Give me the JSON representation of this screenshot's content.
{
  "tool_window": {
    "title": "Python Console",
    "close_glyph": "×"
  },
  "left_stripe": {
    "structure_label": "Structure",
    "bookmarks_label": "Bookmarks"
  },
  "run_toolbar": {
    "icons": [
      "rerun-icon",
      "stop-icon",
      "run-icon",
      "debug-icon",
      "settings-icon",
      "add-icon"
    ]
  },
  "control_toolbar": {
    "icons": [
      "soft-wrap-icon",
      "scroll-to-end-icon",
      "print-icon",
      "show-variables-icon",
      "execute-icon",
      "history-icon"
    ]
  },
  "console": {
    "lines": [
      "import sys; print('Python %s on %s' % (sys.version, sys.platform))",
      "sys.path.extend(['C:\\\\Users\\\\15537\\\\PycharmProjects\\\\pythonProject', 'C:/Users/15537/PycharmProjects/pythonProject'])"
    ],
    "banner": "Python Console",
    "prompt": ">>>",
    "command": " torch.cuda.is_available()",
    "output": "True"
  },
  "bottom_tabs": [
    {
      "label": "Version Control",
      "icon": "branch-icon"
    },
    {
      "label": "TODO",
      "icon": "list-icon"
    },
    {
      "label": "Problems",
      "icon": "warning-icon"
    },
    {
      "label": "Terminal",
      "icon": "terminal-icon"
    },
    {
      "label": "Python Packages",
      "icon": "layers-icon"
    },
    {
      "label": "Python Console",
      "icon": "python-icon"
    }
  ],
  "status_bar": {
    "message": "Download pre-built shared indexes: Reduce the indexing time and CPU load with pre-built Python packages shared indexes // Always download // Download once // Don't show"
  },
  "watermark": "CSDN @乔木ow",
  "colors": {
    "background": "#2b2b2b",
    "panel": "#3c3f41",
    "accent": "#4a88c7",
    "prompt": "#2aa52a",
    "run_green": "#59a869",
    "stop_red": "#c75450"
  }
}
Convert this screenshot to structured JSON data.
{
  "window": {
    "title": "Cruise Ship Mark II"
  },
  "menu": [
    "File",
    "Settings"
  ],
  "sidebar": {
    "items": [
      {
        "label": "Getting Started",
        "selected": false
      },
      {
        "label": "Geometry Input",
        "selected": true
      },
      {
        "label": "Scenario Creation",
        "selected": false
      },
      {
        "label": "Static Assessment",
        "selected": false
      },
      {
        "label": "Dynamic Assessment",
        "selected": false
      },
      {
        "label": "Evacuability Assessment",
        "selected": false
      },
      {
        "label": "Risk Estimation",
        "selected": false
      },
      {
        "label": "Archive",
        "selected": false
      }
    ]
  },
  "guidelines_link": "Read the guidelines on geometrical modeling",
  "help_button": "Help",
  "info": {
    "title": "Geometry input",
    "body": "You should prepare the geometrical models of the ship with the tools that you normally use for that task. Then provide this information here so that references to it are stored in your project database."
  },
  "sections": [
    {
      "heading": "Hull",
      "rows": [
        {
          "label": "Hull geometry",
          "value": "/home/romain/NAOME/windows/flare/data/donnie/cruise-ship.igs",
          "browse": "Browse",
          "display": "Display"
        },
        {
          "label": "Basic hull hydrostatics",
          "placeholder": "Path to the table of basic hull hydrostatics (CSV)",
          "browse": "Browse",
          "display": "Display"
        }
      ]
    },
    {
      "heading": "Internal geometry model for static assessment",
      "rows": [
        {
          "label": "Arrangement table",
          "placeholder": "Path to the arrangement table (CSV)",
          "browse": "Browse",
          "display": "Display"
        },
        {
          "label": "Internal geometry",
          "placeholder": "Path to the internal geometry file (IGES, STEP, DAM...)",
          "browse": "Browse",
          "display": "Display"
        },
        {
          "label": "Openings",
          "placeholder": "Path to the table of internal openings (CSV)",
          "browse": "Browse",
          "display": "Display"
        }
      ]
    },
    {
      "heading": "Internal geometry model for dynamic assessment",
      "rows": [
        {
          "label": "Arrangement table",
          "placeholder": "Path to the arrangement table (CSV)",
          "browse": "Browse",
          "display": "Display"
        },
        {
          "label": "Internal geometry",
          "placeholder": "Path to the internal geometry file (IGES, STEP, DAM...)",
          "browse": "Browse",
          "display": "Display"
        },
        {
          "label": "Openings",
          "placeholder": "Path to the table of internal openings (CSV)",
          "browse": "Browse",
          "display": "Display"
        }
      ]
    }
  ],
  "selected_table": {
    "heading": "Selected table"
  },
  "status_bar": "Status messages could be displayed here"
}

What is asked: Find the word "here" in the records and pull out each line that has it.

Output of the exercise:
    "body": "You should prepare the geometrical models of the ship with the tools that you normally use for that task. Then provide this information here so that references to it are stored in your project database."
  "status_bar": "Status messages could be displayed here"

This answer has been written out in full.